> _What the exercise asks_
Tally how many lines of these entries hold the string "name". Return the number alone.

———

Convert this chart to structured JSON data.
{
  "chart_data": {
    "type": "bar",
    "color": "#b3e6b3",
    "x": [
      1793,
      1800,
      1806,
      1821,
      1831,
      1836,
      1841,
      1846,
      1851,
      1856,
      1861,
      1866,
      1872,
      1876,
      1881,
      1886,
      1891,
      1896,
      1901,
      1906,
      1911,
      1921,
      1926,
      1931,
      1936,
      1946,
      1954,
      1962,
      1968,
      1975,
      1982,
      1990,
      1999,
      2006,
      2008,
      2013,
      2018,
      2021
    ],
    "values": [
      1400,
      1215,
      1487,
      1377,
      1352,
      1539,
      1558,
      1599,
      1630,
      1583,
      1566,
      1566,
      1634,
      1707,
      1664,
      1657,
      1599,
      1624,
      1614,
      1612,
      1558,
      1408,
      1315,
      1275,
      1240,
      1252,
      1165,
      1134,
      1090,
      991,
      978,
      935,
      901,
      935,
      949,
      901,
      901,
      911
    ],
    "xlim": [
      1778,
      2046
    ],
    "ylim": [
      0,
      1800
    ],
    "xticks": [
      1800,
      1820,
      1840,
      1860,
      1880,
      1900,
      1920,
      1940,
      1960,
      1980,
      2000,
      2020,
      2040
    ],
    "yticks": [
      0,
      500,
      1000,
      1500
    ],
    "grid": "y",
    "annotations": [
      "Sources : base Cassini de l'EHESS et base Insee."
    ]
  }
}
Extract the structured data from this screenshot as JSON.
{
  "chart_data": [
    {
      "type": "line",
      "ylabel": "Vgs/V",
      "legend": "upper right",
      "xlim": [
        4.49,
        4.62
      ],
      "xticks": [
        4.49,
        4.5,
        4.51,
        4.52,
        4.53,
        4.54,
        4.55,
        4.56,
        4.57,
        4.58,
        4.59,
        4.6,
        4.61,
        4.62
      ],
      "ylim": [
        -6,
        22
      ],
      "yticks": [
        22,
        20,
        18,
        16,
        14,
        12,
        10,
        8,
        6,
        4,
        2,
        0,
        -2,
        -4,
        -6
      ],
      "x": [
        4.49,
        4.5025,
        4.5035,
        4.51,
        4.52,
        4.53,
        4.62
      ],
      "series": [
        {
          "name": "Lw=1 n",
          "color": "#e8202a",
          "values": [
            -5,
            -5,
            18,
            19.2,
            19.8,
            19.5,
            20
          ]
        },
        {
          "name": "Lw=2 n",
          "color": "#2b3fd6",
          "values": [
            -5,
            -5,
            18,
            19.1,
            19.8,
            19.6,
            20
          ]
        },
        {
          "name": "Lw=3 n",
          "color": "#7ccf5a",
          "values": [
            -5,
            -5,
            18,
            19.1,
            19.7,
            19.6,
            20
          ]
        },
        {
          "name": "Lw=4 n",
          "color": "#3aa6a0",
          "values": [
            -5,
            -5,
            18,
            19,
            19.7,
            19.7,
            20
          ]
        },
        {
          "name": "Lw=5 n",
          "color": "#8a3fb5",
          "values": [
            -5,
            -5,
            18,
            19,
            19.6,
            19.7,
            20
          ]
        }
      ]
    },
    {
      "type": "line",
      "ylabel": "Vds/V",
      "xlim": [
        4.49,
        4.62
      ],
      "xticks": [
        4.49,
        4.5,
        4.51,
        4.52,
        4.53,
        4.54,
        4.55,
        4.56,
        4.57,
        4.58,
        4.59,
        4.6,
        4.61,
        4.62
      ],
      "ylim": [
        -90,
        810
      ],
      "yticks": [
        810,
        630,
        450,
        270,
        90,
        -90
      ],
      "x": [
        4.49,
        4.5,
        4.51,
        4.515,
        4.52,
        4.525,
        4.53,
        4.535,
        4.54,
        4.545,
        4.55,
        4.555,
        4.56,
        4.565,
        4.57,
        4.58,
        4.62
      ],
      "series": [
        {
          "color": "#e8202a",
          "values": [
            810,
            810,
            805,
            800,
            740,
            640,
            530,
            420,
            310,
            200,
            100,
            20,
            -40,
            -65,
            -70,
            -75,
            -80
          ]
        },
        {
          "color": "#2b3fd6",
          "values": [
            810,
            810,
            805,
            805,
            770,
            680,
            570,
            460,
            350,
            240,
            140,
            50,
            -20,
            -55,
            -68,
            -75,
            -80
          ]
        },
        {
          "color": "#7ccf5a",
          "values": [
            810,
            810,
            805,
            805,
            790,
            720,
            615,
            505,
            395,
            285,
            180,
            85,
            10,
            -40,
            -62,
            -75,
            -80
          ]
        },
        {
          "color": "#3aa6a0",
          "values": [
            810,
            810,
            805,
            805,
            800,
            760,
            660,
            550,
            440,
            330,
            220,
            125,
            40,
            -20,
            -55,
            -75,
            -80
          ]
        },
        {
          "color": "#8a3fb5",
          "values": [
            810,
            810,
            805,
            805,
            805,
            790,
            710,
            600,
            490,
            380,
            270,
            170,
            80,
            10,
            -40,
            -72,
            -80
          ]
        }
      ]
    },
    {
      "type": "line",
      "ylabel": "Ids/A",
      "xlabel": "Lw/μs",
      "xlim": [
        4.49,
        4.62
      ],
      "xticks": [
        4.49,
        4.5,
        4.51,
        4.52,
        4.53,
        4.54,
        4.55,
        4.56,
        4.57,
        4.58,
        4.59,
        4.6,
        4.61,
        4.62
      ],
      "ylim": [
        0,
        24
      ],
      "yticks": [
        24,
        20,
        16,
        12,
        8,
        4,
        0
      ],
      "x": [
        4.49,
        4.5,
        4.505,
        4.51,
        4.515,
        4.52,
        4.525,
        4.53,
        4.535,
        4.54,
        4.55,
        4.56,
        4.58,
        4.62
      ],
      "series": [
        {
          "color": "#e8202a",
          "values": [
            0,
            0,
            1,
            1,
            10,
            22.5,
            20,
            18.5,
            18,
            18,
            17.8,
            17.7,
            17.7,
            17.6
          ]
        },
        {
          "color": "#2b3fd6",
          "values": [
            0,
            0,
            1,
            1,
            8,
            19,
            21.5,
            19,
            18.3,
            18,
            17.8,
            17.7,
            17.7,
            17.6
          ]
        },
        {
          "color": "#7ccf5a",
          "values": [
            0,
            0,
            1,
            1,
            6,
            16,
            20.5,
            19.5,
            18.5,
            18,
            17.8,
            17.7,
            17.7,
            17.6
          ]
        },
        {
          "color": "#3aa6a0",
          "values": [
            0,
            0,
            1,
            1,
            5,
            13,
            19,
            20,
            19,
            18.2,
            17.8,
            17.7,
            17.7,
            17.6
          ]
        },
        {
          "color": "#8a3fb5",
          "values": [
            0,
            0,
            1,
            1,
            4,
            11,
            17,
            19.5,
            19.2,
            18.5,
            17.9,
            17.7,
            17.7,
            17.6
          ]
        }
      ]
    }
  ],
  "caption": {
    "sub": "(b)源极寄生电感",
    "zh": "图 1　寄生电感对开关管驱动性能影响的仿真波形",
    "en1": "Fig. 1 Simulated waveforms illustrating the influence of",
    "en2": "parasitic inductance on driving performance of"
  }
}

———

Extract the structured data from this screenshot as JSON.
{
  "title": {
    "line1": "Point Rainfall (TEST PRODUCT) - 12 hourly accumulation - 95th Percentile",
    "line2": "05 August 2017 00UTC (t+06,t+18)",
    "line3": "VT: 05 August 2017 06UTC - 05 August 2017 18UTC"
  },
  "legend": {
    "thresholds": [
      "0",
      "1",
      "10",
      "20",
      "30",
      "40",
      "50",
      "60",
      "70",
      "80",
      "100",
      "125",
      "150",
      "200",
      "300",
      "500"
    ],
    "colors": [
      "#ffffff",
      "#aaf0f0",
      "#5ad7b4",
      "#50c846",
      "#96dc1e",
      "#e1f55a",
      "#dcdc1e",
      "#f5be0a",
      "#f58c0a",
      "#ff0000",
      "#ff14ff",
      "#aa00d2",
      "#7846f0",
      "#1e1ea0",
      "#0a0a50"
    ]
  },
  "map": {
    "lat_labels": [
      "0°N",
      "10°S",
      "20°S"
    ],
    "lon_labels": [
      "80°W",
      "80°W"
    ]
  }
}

———

> _Output for this task_
5